Extract the complete listing and repeat it word for word.

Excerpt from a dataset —
** Start **
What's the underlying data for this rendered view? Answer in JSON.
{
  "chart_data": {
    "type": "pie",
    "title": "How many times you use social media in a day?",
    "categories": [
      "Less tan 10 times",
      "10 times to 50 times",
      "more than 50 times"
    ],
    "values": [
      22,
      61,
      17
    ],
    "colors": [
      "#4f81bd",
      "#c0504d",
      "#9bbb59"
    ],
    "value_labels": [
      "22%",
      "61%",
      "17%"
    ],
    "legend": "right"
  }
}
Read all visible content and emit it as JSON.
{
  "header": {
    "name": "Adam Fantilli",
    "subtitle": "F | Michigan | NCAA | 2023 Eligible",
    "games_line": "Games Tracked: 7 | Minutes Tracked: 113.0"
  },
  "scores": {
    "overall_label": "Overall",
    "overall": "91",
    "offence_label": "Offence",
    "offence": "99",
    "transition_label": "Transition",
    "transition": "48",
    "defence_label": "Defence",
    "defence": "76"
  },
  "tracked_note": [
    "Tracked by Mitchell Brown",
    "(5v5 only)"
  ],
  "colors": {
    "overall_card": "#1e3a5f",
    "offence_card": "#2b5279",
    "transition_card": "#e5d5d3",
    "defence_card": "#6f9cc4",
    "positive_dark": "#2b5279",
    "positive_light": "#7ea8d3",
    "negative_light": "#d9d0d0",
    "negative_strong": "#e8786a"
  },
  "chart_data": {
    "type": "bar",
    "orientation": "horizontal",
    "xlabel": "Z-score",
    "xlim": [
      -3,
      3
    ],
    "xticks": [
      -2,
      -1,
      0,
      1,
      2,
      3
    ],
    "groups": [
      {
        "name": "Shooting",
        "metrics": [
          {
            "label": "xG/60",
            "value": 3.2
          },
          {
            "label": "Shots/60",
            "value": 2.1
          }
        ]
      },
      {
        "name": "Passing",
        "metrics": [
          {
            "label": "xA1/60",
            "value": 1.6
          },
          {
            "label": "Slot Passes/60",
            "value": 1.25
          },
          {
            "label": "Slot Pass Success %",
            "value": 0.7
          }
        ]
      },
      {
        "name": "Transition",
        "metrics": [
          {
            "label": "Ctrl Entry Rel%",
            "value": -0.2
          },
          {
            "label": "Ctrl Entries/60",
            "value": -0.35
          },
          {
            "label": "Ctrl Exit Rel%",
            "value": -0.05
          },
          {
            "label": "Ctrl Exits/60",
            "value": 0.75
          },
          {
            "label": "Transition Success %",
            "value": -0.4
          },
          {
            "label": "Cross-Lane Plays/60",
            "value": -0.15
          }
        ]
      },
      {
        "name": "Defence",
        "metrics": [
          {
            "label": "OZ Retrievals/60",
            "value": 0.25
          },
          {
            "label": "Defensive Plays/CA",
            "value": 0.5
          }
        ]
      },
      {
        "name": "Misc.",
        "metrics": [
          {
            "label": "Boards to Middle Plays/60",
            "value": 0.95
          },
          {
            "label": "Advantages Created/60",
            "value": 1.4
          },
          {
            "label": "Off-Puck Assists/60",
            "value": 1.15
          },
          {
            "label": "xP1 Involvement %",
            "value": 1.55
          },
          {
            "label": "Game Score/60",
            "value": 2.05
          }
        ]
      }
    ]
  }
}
** End **
COMPLETE RESPONSE —
What's the underlying data for this rendered view? Answer in JSON.
{
  "chart_data": {
    "type": "pie",
    "title": "How many times you use social media in a day?",
    "categories": [
      "Less tan 10 times",
      "10 times to 50 times",
      "more than 50 times"
    ],
    "values": [
      22,
      61,
      17
    ],
    "colors": [
      "#4f81bd",
      "#c0504d",
      "#9bbb59"
    ],
    "value_labels": [
      "22%",
      "61%",
      "17%"
    ],
    "legend": "right"
  }
}
Read all visible content and emit it as JSON.
{
  "header": {
    "name": "Adam Fantilli",
    "subtitle": "F | Michigan | NCAA | 2023 Eligible",
    "games_line": "Games Tracked: 7 | Minutes Tracked: 113.0"
  },
  "scores": {
    "overall_label": "Overall",
    "overall": "91",
    "offence_label": "Offence",
    "offence": "99",
    "transition_label": "Transition",
    "transition": "48",
    "defence_label": "Defence",
    "defence": "76"
  },
  "tracked_note": [
    "Tracked by Mitchell Brown",
    "(5v5 only)"
  ],
  "colors": {
    "overall_card": "#1e3a5f",
    "offence_card": "#2b5279",
    "transition_card": "#e5d5d3",
    "defence_card": "#6f9cc4",
    "positive_dark": "#2b5279",
    "positive_light": "#7ea8d3",
    "negative_light": "#d9d0d0",
    "negative_strong": "#e8786a"
  },
  "chart_data": {
    "type": "bar",
    "orientation": "horizontal",
    "xlabel": "Z-score",
    "xlim": [
      -3,
      3
    ],
    "xticks": [
      -2,
      -1,
      0,
      1,
      2,
      3
    ],
    "groups": [
      {
        "name": "Shooting",
        "metrics": [
          {
            "label": "xG/60",
            "value": 3.2
          },
          {
            "label": "Shots/60",
            "value": 2.1
          }
        ]
      },
      {
        "name": "Passing",
        "metrics": [
          {
            "label": "xA1/60",
            "value": 1.6
          },
          {
            "label": "Slot Passes/60",
            "value": 1.25
          },
          {
            "label": "Slot Pass Success %",
            "value": 0.7
          }
        ]
      },
      {
        "name": "Transition",
        "metrics": [
          {
            "label": "Ctrl Entry Rel%",
            "value": -0.2
          },
          {
            "label": "Ctrl Entries/60",
            "value": -0.35
          },
          {
            "label": "Ctrl Exit Rel%",
            "value": -0.05
          },
          {
            "label": "Ctrl Exits/60",
            "value": 0.75
          },
          {
            "label": "Transition Success %",
            "value": -0.4
          },
          {
            "label": "Cross-Lane Plays/60",
            "value": -0.15
          }
        ]
      },
      {
        "name": "Defence",
        "metrics": [
          {
            "label": "OZ Retrievals/60",
            "value": 0.25
          },
          {
            "label": "Defensive Plays/CA",
            "value": 0.5
          }
        ]
      },
      {
        "name": "Misc.",
        "metrics": [
          {
            "label": "Boards to Middle Plays/60",
            "value": 0.95
          },
          {
            "label": "Advantages Created/60",
            "value": 1.4
          },
          {
            "label": "Off-Puck Assists/60",
            "value": 1.15
          },
          {
            "label": "xP1 Involvement %",
            "value": 1.55
          },
          {
            "label": "Game Score/60",
            "value": 2.05
          }
        ]
      }
    ]
  }
}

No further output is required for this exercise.